§ Dataset excerpts
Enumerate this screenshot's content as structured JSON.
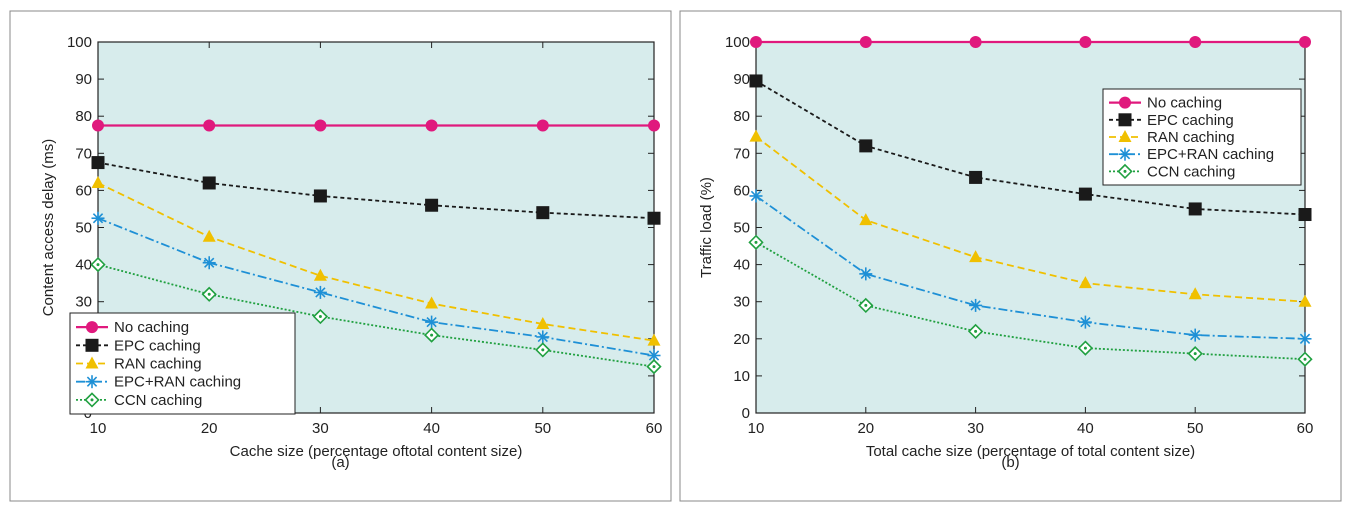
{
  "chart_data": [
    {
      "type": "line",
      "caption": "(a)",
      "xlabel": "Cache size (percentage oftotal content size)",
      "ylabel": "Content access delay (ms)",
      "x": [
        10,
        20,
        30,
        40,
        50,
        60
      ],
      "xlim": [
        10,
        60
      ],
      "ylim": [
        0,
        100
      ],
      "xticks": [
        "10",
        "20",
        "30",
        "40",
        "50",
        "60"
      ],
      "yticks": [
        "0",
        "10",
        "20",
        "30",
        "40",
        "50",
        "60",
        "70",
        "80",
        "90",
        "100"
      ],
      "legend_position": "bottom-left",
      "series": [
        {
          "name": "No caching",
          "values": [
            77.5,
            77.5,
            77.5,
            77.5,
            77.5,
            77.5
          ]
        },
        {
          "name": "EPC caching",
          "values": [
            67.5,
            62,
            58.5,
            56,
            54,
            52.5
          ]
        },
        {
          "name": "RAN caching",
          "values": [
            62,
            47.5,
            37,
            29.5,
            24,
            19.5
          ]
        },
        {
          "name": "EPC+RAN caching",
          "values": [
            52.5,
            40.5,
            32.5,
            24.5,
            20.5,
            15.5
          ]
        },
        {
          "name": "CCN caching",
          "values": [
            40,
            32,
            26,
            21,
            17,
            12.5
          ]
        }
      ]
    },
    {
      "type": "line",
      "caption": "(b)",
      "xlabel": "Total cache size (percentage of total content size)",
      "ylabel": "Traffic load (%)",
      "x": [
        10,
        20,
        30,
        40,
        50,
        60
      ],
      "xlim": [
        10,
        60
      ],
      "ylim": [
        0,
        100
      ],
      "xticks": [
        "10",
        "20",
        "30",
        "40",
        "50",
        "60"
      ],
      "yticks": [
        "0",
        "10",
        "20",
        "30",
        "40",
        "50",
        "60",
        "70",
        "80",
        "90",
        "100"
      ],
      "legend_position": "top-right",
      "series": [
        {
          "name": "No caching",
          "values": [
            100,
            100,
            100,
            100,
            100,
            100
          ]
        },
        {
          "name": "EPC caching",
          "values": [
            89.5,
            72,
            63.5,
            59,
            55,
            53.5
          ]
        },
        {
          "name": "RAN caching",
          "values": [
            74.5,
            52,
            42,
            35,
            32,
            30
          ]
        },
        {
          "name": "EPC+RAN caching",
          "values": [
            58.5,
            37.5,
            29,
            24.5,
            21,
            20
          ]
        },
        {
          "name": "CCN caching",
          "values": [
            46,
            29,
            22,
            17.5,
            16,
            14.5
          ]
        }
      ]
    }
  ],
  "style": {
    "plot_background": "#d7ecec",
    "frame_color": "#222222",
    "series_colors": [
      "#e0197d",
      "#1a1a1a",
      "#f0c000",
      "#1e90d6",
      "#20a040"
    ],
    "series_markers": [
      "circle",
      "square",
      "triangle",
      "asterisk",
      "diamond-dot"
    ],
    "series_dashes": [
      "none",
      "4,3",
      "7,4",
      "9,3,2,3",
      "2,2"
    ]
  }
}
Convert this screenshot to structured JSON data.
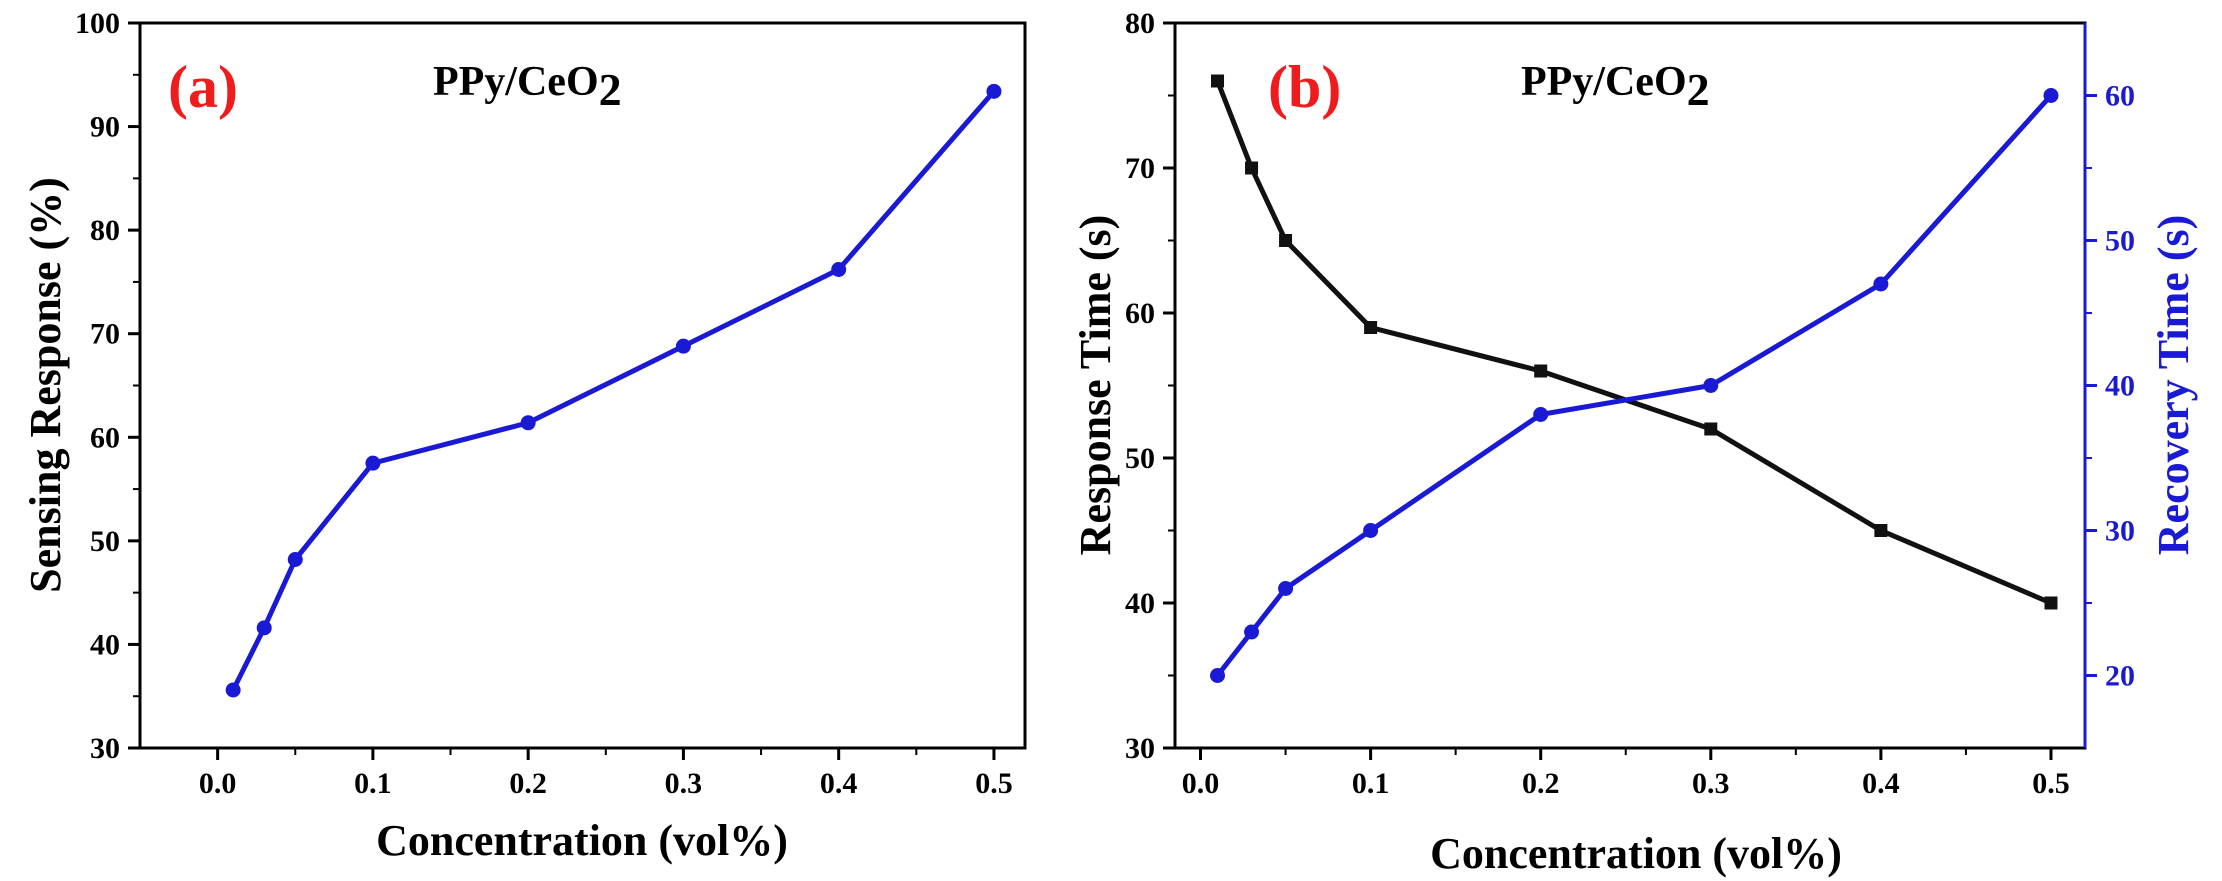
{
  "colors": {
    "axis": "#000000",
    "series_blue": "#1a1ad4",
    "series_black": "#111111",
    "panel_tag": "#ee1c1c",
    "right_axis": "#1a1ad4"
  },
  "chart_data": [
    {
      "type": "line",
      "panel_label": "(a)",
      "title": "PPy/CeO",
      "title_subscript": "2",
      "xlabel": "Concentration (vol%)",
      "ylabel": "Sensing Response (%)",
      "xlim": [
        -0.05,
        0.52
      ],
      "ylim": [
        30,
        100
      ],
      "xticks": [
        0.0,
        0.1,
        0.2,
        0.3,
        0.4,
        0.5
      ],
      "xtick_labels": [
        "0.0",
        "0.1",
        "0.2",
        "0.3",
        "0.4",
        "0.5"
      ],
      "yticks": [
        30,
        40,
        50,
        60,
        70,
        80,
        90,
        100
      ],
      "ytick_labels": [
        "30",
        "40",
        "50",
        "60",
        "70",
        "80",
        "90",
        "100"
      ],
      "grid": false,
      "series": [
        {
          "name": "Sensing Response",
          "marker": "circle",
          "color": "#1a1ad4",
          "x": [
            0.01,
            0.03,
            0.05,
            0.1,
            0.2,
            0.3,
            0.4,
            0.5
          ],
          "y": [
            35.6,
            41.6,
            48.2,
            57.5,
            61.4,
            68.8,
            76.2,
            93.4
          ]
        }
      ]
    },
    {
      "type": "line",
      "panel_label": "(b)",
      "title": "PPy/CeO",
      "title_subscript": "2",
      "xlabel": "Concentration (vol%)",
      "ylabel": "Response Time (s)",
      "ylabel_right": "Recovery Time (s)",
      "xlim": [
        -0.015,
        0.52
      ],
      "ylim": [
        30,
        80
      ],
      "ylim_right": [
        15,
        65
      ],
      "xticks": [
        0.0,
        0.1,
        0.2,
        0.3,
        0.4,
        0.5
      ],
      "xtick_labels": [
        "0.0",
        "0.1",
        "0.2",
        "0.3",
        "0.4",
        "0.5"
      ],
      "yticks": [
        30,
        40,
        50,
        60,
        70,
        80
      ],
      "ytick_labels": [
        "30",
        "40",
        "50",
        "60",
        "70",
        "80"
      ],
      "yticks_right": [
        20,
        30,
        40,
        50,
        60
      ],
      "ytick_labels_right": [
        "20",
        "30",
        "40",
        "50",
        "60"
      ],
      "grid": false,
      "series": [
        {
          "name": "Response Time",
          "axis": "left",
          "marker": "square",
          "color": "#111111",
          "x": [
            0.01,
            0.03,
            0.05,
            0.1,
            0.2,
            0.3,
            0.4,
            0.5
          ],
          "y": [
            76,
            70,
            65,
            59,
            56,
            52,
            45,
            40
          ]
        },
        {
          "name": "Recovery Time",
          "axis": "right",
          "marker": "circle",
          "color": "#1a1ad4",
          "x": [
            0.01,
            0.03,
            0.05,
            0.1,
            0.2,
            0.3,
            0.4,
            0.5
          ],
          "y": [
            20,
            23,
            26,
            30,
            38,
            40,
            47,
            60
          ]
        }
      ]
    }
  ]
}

...

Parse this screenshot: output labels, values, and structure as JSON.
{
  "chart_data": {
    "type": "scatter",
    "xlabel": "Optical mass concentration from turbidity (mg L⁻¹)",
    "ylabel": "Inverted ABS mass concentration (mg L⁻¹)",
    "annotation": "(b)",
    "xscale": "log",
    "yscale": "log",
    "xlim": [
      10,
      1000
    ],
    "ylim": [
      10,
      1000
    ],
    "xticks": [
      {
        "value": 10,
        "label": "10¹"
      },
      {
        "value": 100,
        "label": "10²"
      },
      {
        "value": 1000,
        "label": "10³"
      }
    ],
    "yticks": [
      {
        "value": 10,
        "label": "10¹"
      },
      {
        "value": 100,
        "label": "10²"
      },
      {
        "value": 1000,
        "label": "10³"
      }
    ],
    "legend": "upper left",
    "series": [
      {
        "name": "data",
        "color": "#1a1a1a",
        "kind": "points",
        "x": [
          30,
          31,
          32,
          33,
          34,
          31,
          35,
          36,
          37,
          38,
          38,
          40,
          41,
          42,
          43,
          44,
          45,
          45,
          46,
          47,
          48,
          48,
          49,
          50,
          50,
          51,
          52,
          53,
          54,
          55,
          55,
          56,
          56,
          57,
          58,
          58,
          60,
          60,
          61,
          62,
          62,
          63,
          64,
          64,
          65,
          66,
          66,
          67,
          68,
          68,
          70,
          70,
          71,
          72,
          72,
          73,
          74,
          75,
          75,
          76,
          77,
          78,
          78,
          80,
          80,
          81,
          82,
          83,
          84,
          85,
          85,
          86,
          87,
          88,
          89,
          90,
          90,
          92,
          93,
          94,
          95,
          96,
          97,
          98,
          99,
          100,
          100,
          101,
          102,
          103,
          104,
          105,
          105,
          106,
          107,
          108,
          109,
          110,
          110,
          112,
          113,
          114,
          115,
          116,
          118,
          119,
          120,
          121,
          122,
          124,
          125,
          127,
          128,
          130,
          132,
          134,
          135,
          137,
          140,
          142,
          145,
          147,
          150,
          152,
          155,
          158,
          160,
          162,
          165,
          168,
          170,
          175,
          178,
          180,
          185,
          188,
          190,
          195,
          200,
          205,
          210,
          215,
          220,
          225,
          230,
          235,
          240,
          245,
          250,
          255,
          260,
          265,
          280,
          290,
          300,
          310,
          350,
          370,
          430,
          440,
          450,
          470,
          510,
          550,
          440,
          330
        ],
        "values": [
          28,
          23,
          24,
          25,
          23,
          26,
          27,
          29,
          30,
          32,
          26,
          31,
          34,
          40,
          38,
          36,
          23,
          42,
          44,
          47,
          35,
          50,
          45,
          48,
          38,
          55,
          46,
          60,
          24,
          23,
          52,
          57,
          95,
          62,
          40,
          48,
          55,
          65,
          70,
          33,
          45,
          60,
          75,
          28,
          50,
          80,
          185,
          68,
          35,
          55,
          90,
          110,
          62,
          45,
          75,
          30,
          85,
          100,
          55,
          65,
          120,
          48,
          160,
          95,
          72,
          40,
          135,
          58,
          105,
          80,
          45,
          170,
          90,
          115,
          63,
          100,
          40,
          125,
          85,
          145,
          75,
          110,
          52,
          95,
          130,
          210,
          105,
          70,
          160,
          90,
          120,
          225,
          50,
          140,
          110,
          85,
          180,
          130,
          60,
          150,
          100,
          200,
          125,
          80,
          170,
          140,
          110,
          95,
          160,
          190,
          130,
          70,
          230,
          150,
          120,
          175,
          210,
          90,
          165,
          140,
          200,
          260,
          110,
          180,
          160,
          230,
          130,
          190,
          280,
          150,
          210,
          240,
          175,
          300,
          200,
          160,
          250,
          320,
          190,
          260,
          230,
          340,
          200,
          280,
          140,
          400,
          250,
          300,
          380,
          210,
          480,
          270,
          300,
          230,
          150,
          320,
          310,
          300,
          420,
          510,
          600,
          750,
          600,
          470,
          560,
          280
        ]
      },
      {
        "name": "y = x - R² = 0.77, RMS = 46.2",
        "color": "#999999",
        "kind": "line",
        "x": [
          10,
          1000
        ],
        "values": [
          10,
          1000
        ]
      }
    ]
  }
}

§ The task
Give the count of lines containing "percentage", with no added text.

§ Reply to the task
2